Records supplied |
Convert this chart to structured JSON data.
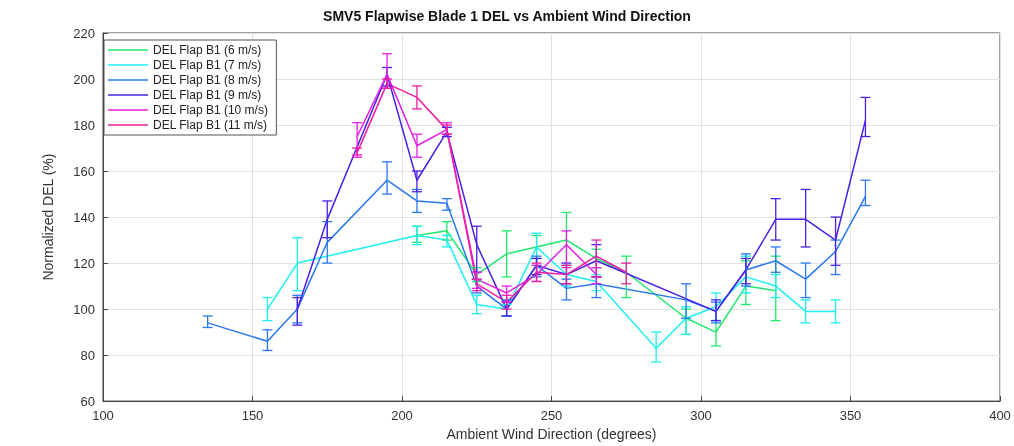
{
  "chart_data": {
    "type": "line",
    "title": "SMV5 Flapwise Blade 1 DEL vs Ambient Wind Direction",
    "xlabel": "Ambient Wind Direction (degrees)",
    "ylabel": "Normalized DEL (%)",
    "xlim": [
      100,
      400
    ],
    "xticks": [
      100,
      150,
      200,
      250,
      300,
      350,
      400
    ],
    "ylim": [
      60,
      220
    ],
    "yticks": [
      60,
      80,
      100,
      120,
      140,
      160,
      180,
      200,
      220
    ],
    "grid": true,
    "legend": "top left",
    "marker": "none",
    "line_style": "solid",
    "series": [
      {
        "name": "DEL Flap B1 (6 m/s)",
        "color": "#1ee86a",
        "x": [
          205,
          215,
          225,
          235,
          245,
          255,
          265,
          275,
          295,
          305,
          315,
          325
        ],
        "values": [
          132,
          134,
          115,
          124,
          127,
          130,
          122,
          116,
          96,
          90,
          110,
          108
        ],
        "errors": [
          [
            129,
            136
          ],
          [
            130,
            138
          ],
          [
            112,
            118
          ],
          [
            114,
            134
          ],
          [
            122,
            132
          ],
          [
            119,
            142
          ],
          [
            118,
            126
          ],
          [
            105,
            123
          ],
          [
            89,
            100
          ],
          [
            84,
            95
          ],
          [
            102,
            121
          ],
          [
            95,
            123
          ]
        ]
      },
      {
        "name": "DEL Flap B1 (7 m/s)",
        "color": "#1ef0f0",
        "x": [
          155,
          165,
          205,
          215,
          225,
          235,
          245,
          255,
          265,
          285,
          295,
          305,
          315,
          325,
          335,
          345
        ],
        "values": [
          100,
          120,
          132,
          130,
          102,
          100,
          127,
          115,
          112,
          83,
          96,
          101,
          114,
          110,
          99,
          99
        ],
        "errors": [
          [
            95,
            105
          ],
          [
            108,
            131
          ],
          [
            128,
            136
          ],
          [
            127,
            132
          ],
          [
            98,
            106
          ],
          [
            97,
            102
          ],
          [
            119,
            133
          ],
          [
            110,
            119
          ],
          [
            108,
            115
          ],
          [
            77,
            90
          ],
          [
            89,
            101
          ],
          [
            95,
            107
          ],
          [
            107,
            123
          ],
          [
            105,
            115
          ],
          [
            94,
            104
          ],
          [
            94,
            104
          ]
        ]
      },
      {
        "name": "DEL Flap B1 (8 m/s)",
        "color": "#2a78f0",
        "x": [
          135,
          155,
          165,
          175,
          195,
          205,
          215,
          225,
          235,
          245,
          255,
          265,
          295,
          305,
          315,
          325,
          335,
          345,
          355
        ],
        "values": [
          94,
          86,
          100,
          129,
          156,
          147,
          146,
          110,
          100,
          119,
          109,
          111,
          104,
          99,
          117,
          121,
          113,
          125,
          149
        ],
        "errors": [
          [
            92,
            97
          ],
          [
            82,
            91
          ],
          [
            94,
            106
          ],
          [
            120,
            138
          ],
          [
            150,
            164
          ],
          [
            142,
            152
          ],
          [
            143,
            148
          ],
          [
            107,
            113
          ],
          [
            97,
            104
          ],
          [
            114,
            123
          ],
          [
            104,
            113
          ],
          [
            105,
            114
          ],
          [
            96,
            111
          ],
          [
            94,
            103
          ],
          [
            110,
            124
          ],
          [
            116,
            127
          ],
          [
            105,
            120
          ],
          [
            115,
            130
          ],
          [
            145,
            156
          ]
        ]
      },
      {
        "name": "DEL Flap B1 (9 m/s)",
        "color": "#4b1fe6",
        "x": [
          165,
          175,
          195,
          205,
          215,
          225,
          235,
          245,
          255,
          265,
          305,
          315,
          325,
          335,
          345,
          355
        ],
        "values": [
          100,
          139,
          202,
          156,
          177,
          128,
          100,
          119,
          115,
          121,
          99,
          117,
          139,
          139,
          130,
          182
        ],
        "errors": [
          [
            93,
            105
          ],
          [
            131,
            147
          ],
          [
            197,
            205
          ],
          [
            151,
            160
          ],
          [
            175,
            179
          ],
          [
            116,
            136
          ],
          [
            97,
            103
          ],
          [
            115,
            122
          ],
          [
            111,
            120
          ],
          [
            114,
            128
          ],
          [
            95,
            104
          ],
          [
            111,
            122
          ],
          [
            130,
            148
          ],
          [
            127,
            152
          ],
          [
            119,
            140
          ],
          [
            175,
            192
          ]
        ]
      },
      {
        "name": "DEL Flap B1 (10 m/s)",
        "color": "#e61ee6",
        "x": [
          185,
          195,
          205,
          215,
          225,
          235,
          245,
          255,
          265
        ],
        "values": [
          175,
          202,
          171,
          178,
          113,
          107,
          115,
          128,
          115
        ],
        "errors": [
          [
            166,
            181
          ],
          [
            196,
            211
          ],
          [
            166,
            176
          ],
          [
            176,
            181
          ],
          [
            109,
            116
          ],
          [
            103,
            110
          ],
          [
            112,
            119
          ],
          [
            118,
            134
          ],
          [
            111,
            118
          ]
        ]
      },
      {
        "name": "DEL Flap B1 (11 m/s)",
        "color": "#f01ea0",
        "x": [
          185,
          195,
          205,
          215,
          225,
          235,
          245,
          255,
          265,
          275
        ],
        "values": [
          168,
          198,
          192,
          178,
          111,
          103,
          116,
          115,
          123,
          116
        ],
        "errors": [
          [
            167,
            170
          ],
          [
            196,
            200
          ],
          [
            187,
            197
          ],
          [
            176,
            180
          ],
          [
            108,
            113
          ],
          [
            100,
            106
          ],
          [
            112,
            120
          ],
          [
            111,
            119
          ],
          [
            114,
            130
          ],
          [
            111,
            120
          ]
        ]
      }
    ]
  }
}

Exercise |
Copy out each record shown above without alteration, skipping any picture.

Response to this task |
Convert this chart to structured JSON data.
{
  "chart_data": {
    "type": "line",
    "title": "SMV5 Flapwise Blade 1 DEL vs Ambient Wind Direction",
    "xlabel": "Ambient Wind Direction (degrees)",
    "ylabel": "Normalized DEL (%)",
    "xlim": [
      100,
      400
    ],
    "xticks": [
      100,
      150,
      200,
      250,
      300,
      350,
      400
    ],
    "ylim": [
      60,
      220
    ],
    "yticks": [
      60,
      80,
      100,
      120,
      140,
      160,
      180,
      200,
      220
    ],
    "grid": true,
    "legend": "top left",
    "marker": "none",
    "line_style": "solid",
    "series": [
      {
        "name": "DEL Flap B1 (6 m/s)",
        "color": "#1ee86a",
        "x": [
          205,
          215,
          225,
          235,
          245,
          255,
          265,
          275,
          295,
          305,
          315,
          325
        ],
        "values": [
          132,
          134,
          115,
          124,
          127,
          130,
          122,
          116,
          96,
          90,
          110,
          108
        ],
        "errors": [
          [
            129,
            136
          ],
          [
            130,
            138
          ],
          [
            112,
            118
          ],
          [
            114,
            134
          ],
          [
            122,
            132
          ],
          [
            119,
            142
          ],
          [
            118,
            126
          ],
          [
            105,
            123
          ],
          [
            89,
            100
          ],
          [
            84,
            95
          ],
          [
            102,
            121
          ],
          [
            95,
            123
          ]
        ]
      },
      {
        "name": "DEL Flap B1 (7 m/s)",
        "color": "#1ef0f0",
        "x": [
          155,
          165,
          205,
          215,
          225,
          235,
          245,
          255,
          265,
          285,
          295,
          305,
          315,
          325,
          335,
          345
        ],
        "values": [
          100,
          120,
          132,
          130,
          102,
          100,
          127,
          115,
          112,
          83,
          96,
          101,
          114,
          110,
          99,
          99
        ],
        "errors": [
          [
            95,
            105
          ],
          [
            108,
            131
          ],
          [
            128,
            136
          ],
          [
            127,
            132
          ],
          [
            98,
            106
          ],
          [
            97,
            102
          ],
          [
            119,
            133
          ],
          [
            110,
            119
          ],
          [
            108,
            115
          ],
          [
            77,
            90
          ],
          [
            89,
            101
          ],
          [
            95,
            107
          ],
          [
            107,
            123
          ],
          [
            105,
            115
          ],
          [
            94,
            104
          ],
          [
            94,
            104
          ]
        ]
      },
      {
        "name": "DEL Flap B1 (8 m/s)",
        "color": "#2a78f0",
        "x": [
          135,
          155,
          165,
          175,
          195,
          205,
          215,
          225,
          235,
          245,
          255,
          265,
          295,
          305,
          315,
          325,
          335,
          345,
          355
        ],
        "values": [
          94,
          86,
          100,
          129,
          156,
          147,
          146,
          110,
          100,
          119,
          109,
          111,
          104,
          99,
          117,
          121,
          113,
          125,
          149
        ],
        "errors": [
          [
            92,
            97
          ],
          [
            82,
            91
          ],
          [
            94,
            106
          ],
          [
            120,
            138
          ],
          [
            150,
            164
          ],
          [
            142,
            152
          ],
          [
            143,
            148
          ],
          [
            107,
            113
          ],
          [
            97,
            104
          ],
          [
            114,
            123
          ],
          [
            104,
            113
          ],
          [
            105,
            114
          ],
          [
            96,
            111
          ],
          [
            94,
            103
          ],
          [
            110,
            124
          ],
          [
            116,
            127
          ],
          [
            105,
            120
          ],
          [
            115,
            130
          ],
          [
            145,
            156
          ]
        ]
      },
      {
        "name": "DEL Flap B1 (9 m/s)",
        "color": "#4b1fe6",
        "x": [
          165,
          175,
          195,
          205,
          215,
          225,
          235,
          245,
          255,
          265,
          305,
          315,
          325,
          335,
          345,
          355
        ],
        "values": [
          100,
          139,
          202,
          156,
          177,
          128,
          100,
          119,
          115,
          121,
          99,
          117,
          139,
          139,
          130,
          182
        ],
        "errors": [
          [
            93,
            105
          ],
          [
            131,
            147
          ],
          [
            197,
            205
          ],
          [
            151,
            160
          ],
          [
            175,
            179
          ],
          [
            116,
            136
          ],
          [
            97,
            103
          ],
          [
            115,
            122
          ],
          [
            111,
            120
          ],
          [
            114,
            128
          ],
          [
            95,
            104
          ],
          [
            111,
            122
          ],
          [
            130,
            148
          ],
          [
            127,
            152
          ],
          [
            119,
            140
          ],
          [
            175,
            192
          ]
        ]
      },
      {
        "name": "DEL Flap B1 (10 m/s)",
        "color": "#e61ee6",
        "x": [
          185,
          195,
          205,
          215,
          225,
          235,
          245,
          255,
          265
        ],
        "values": [
          175,
          202,
          171,
          178,
          113,
          107,
          115,
          128,
          115
        ],
        "errors": [
          [
            166,
            181
          ],
          [
            196,
            211
          ],
          [
            166,
            176
          ],
          [
            176,
            181
          ],
          [
            109,
            116
          ],
          [
            103,
            110
          ],
          [
            112,
            119
          ],
          [
            118,
            134
          ],
          [
            111,
            118
          ]
        ]
      },
      {
        "name": "DEL Flap B1 (11 m/s)",
        "color": "#f01ea0",
        "x": [
          185,
          195,
          205,
          215,
          225,
          235,
          245,
          255,
          265,
          275
        ],
        "values": [
          168,
          198,
          192,
          178,
          111,
          103,
          116,
          115,
          123,
          116
        ],
        "errors": [
          [
            167,
            170
          ],
          [
            196,
            200
          ],
          [
            187,
            197
          ],
          [
            176,
            180
          ],
          [
            108,
            113
          ],
          [
            100,
            106
          ],
          [
            112,
            120
          ],
          [
            111,
            119
          ],
          [
            114,
            130
          ],
          [
            111,
            120
          ]
        ]
      }
    ]
  }
}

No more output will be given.